[start]
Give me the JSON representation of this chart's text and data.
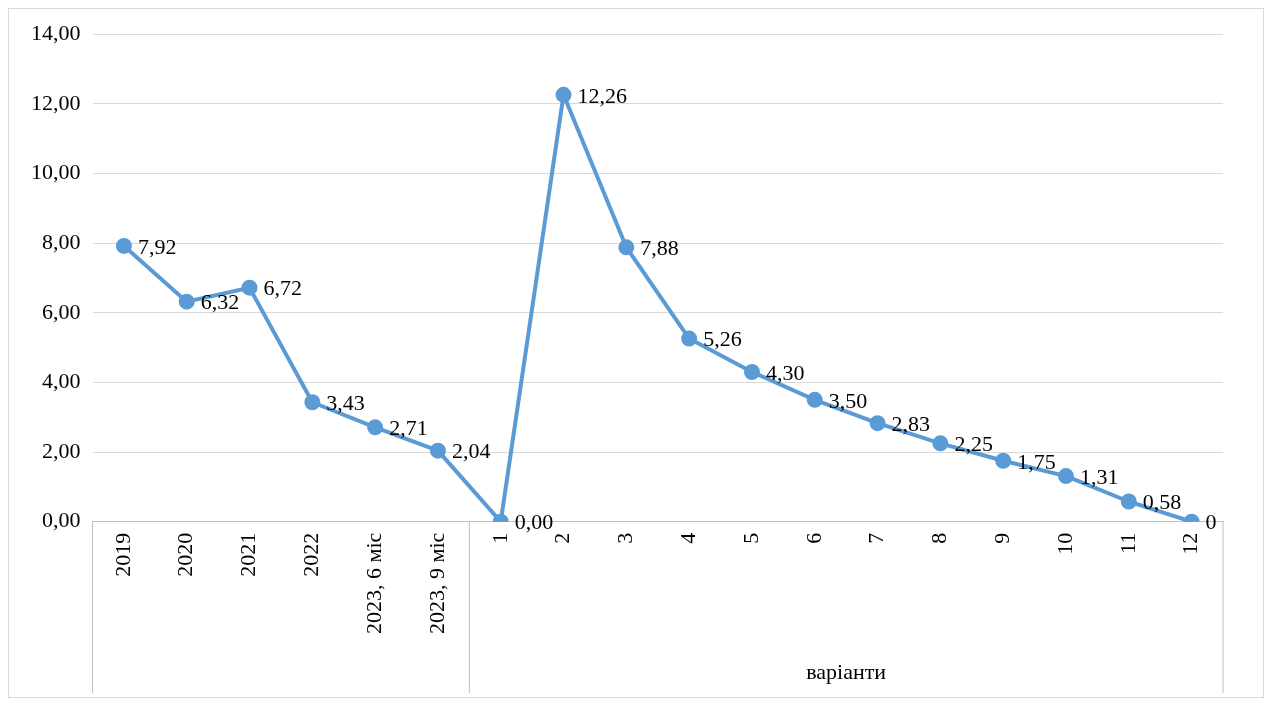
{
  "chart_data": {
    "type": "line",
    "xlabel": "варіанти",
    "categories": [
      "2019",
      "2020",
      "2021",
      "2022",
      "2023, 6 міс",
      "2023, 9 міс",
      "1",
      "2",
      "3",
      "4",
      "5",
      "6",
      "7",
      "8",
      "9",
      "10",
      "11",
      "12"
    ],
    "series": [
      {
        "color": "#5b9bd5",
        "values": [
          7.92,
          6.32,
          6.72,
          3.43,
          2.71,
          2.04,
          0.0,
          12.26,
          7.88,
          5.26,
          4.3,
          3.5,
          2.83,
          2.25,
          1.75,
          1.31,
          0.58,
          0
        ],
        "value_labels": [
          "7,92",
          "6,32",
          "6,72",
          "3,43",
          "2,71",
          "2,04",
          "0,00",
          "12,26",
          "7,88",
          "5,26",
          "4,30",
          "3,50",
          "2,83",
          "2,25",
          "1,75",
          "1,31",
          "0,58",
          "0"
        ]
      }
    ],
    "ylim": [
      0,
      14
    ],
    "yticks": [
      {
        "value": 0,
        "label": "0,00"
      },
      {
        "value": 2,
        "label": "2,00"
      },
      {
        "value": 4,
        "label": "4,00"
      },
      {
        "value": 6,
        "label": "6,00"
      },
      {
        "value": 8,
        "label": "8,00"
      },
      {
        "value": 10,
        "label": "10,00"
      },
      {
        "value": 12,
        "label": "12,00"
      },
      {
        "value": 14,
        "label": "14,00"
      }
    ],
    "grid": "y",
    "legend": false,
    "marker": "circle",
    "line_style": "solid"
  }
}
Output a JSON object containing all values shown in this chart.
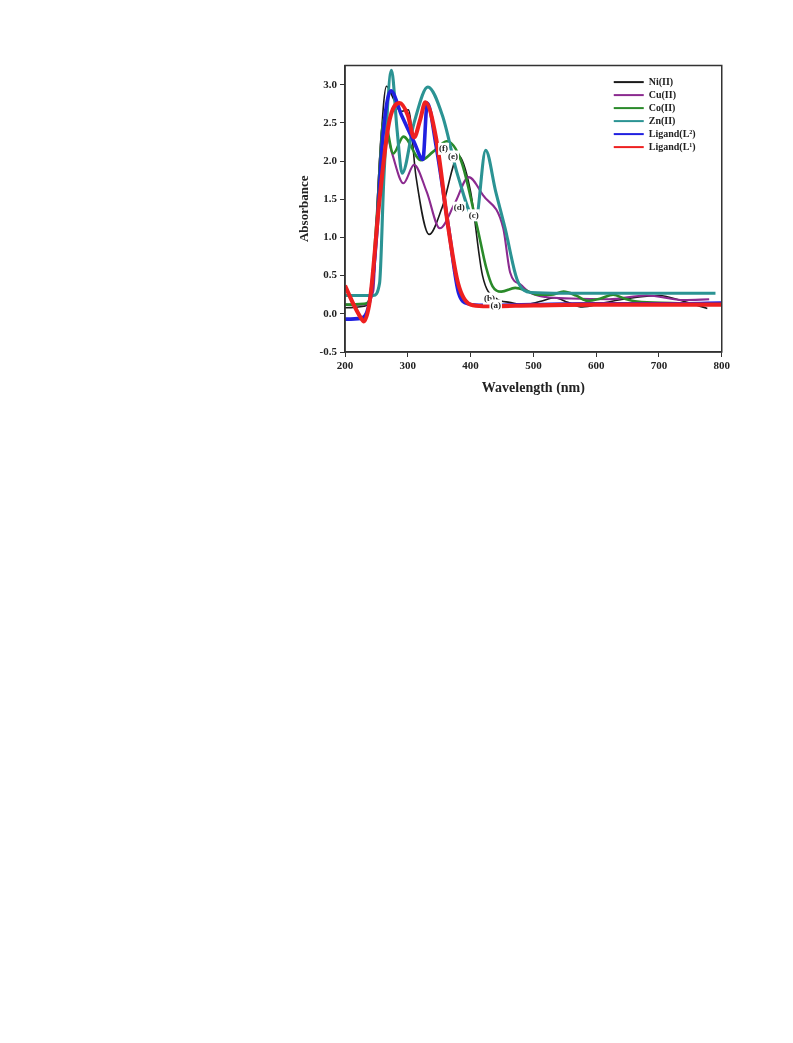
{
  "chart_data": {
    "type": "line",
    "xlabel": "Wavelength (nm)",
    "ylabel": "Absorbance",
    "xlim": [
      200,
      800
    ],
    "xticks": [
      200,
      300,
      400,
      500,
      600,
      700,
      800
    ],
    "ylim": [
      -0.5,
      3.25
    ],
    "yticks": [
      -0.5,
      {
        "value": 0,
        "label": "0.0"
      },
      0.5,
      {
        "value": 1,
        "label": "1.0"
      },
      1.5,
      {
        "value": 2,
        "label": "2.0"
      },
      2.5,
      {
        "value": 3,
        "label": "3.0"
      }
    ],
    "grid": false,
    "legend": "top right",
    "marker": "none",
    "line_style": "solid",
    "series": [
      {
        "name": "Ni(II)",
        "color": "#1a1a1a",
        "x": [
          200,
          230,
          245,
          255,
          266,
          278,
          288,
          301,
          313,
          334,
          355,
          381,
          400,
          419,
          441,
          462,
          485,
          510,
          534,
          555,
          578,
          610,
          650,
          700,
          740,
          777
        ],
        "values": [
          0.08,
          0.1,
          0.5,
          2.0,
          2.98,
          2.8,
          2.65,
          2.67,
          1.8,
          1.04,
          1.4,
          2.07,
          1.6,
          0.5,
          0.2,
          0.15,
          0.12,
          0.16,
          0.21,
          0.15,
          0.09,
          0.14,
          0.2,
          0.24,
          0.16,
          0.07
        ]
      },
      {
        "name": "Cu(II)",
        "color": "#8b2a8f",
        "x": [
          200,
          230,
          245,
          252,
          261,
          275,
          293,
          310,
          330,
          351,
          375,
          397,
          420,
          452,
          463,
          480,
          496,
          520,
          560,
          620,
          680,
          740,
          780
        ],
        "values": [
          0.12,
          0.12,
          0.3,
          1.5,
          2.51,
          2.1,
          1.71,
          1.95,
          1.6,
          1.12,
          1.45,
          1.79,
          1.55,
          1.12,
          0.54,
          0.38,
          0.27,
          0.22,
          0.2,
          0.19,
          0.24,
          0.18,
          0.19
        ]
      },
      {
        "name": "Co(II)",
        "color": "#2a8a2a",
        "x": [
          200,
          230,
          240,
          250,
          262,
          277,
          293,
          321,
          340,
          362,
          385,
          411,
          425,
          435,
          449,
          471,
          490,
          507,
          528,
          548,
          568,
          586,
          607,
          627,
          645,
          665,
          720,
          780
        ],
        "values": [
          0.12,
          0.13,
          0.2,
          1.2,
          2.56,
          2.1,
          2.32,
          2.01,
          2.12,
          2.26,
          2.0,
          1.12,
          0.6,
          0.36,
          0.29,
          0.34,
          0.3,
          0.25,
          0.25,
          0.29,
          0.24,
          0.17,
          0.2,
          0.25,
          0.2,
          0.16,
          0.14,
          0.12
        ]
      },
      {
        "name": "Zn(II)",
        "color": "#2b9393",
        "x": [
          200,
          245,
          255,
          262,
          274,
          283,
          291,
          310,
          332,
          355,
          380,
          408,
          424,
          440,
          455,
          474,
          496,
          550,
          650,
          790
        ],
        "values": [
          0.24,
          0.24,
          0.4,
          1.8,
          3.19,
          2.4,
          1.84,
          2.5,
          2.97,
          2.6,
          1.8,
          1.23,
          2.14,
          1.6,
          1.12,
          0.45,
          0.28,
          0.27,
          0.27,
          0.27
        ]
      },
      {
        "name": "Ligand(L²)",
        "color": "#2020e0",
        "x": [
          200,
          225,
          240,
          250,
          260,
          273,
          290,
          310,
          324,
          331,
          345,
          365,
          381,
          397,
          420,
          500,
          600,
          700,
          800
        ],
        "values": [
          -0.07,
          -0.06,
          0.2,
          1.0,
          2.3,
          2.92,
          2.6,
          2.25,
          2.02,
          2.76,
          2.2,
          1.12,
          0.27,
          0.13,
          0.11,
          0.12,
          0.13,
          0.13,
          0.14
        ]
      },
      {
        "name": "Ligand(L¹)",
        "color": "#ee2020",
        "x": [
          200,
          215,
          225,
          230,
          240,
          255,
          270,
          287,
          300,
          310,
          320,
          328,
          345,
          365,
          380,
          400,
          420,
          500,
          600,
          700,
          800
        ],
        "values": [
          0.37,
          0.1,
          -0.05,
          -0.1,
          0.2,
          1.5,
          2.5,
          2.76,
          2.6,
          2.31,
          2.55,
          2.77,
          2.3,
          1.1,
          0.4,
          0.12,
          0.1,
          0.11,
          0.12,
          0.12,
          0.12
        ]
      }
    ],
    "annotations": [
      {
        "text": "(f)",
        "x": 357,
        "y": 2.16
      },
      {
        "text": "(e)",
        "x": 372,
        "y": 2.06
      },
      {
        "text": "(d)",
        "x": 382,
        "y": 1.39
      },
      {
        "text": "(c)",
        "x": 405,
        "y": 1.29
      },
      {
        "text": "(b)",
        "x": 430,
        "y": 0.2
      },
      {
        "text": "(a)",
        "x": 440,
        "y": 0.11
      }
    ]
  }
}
[end]
[start]
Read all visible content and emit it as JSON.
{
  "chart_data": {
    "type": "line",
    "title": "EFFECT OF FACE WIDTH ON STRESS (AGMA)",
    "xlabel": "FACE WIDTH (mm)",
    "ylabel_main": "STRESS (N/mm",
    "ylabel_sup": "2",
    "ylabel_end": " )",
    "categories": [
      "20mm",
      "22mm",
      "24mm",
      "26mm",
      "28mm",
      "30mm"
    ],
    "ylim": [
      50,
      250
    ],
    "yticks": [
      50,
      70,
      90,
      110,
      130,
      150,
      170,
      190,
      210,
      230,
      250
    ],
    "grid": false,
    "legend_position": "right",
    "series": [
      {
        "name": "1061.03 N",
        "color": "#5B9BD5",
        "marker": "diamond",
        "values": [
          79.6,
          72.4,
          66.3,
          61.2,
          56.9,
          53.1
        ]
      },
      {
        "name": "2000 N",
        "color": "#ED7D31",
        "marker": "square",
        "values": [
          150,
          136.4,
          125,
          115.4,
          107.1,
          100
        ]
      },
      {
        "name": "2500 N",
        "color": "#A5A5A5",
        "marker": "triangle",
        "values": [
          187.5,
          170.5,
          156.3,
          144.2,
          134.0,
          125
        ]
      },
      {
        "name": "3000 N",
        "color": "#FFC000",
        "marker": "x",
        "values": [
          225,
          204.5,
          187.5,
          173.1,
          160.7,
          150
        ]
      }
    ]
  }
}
[end]
Instructions for the task
Gather each line that holds "name".

Response to the task
        "name": "Ni(II)",
        "name": "Cu(II)",
        "name": "Co(II)",
        "name": "Zn(II)",
        "name": "Ligand(L²)",
        "name": "Ligand(L¹)",
        "name": "1061.03 N",
        "name": "2000 N",
        "name": "2500 N",
        "name": "3000 N",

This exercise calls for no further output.